— begin —

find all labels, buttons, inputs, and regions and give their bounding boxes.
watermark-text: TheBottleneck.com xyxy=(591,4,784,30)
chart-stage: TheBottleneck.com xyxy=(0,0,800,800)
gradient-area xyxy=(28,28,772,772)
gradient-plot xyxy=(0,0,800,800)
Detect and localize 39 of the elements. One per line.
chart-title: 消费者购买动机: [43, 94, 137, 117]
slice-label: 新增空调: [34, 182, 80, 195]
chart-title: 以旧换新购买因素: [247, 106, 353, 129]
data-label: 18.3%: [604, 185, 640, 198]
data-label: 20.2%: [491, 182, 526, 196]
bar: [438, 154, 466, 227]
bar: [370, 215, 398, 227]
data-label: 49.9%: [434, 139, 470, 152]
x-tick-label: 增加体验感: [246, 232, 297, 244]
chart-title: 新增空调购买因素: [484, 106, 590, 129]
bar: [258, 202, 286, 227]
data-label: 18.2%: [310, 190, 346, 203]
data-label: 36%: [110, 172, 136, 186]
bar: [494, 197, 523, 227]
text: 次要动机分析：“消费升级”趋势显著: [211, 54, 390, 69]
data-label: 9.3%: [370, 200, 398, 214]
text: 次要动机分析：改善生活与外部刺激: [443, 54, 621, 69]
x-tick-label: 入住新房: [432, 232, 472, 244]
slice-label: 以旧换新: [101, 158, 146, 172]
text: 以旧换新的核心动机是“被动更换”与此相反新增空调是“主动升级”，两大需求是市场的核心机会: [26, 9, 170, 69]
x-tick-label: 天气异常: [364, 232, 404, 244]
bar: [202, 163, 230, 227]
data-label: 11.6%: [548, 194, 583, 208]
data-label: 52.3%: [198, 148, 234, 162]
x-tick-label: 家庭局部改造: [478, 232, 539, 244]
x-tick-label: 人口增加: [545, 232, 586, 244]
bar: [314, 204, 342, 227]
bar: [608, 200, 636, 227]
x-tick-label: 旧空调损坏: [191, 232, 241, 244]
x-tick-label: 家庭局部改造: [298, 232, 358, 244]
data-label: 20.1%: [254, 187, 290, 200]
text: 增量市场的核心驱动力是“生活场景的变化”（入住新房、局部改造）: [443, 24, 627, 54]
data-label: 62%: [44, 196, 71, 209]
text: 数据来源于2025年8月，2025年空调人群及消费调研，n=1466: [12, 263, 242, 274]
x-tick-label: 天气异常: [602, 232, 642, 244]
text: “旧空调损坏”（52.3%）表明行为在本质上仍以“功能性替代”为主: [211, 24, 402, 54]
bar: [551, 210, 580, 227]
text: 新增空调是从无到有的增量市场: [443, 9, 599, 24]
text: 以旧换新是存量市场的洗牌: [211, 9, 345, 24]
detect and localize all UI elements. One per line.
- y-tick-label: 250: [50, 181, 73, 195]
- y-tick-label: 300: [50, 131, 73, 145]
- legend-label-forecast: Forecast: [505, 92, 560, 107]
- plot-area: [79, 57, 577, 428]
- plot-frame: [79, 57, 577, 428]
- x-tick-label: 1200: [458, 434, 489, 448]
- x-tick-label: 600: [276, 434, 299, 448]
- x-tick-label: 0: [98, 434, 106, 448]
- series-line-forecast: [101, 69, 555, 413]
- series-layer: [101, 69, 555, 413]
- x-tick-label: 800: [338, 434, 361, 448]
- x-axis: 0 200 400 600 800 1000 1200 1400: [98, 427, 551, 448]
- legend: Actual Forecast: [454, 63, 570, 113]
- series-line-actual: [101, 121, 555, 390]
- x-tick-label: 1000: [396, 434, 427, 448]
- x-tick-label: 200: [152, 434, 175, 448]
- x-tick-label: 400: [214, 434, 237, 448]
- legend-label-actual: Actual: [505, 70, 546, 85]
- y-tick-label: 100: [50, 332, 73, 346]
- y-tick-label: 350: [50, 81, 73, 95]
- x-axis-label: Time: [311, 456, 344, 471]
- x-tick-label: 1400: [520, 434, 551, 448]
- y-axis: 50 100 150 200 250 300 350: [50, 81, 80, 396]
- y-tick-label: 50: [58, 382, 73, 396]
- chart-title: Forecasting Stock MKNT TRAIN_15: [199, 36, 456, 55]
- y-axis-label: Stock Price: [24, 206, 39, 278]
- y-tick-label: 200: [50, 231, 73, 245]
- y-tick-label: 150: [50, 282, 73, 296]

— end —

**REQUEST**
Please repeat the records above with "data-label" swapped out for "value-label" everywhere it appears, changing nothing else.

**SOLUTION FOR THIS TASK**
find all labels, buttons, inputs, and regions and give their bounding boxes.
watermark-text: TheBottleneck.com xyxy=(591,4,784,30)
chart-stage: TheBottleneck.com xyxy=(0,0,800,800)
gradient-area xyxy=(28,28,772,772)
gradient-plot xyxy=(0,0,800,800)
Detect and localize 39 of the elements. One per line.
chart-title: 消费者购买动机: [43, 94, 137, 117]
slice-label: 新增空调: [34, 182, 80, 195]
chart-title: 以旧换新购买因素: [247, 106, 353, 129]
value-label: 18.3%: [604, 185, 640, 198]
value-label: 20.2%: [491, 182, 526, 196]
bar: [438, 154, 466, 227]
bar: [370, 215, 398, 227]
value-label: 49.9%: [434, 139, 470, 152]
x-tick-label: 增加体验感: [246, 232, 297, 244]
chart-title: 新增空调购买因素: [484, 106, 590, 129]
bar: [258, 202, 286, 227]
value-label: 18.2%: [310, 190, 346, 203]
value-label: 36%: [110, 172, 136, 186]
bar: [494, 197, 523, 227]
text: 次要动机分析：“消费升级”趋势显著: [211, 54, 390, 69]
value-label: 9.3%: [370, 200, 398, 214]
text: 次要动机分析：改善生活与外部刺激: [443, 54, 621, 69]
x-tick-label: 入住新房: [432, 232, 472, 244]
slice-label: 以旧换新: [101, 158, 146, 172]
text: 以旧换新的核心动机是“被动更换”与此相反新增空调是“主动升级”，两大需求是市场的核心机会: [26, 9, 170, 69]
x-tick-label: 天气异常: [364, 232, 404, 244]
bar: [202, 163, 230, 227]
value-label: 11.6%: [548, 194, 583, 208]
value-label: 52.3%: [198, 148, 234, 162]
x-tick-label: 家庭局部改造: [478, 232, 539, 244]
x-tick-label: 人口增加: [545, 232, 586, 244]
bar: [314, 204, 342, 227]
bar: [608, 200, 636, 227]
x-tick-label: 旧空调损坏: [191, 232, 241, 244]
x-tick-label: 家庭局部改造: [298, 232, 358, 244]
value-label: 20.1%: [254, 187, 290, 200]
text: 增量市场的核心驱动力是“生活场景的变化”（入住新房、局部改造）: [443, 24, 627, 54]
value-label: 62%: [44, 196, 71, 209]
text: 数据来源于2025年8月，2025年空调人群及消费调研，n=1466: [12, 263, 242, 274]
x-tick-label: 天气异常: [602, 232, 642, 244]
text: “旧空调损坏”（52.3%）表明行为在本质上仍以“功能性替代”为主: [211, 24, 402, 54]
bar: [551, 210, 580, 227]
text: 新增空调是从无到有的增量市场: [443, 9, 599, 24]
text: 以旧换新是存量市场的洗牌: [211, 9, 345, 24]
detect and localize all UI elements. One per line.
- y-tick-label: 250: [50, 181, 73, 195]
- y-tick-label: 300: [50, 131, 73, 145]
- legend-label-forecast: Forecast: [505, 92, 560, 107]
- plot-area: [79, 57, 577, 428]
- plot-frame: [79, 57, 577, 428]
- x-tick-label: 1200: [458, 434, 489, 448]
- x-tick-label: 600: [276, 434, 299, 448]
- x-tick-label: 0: [98, 434, 106, 448]
- series-line-forecast: [101, 69, 555, 413]
- series-layer: [101, 69, 555, 413]
- x-tick-label: 800: [338, 434, 361, 448]
- x-axis: 0 200 400 600 800 1000 1200 1400: [98, 427, 551, 448]
- legend: Actual Forecast: [454, 63, 570, 113]
- series-line-actual: [101, 121, 555, 390]
- x-tick-label: 1000: [396, 434, 427, 448]
- x-tick-label: 200: [152, 434, 175, 448]
- x-tick-label: 400: [214, 434, 237, 448]
- legend-label-actual: Actual: [505, 70, 546, 85]
- y-tick-label: 100: [50, 332, 73, 346]
- y-tick-label: 350: [50, 81, 73, 95]
- x-axis-label: Time: [311, 456, 344, 471]
- x-tick-label: 1400: [520, 434, 551, 448]
- y-axis: 50 100 150 200 250 300 350: [50, 81, 80, 396]
- y-tick-label: 50: [58, 382, 73, 396]
- chart-title: Forecasting Stock MKNT TRAIN_15: [199, 36, 456, 55]
- y-axis-label: Stock Price: [24, 206, 39, 278]
- y-tick-label: 200: [50, 231, 73, 245]
- y-tick-label: 150: [50, 282, 73, 296]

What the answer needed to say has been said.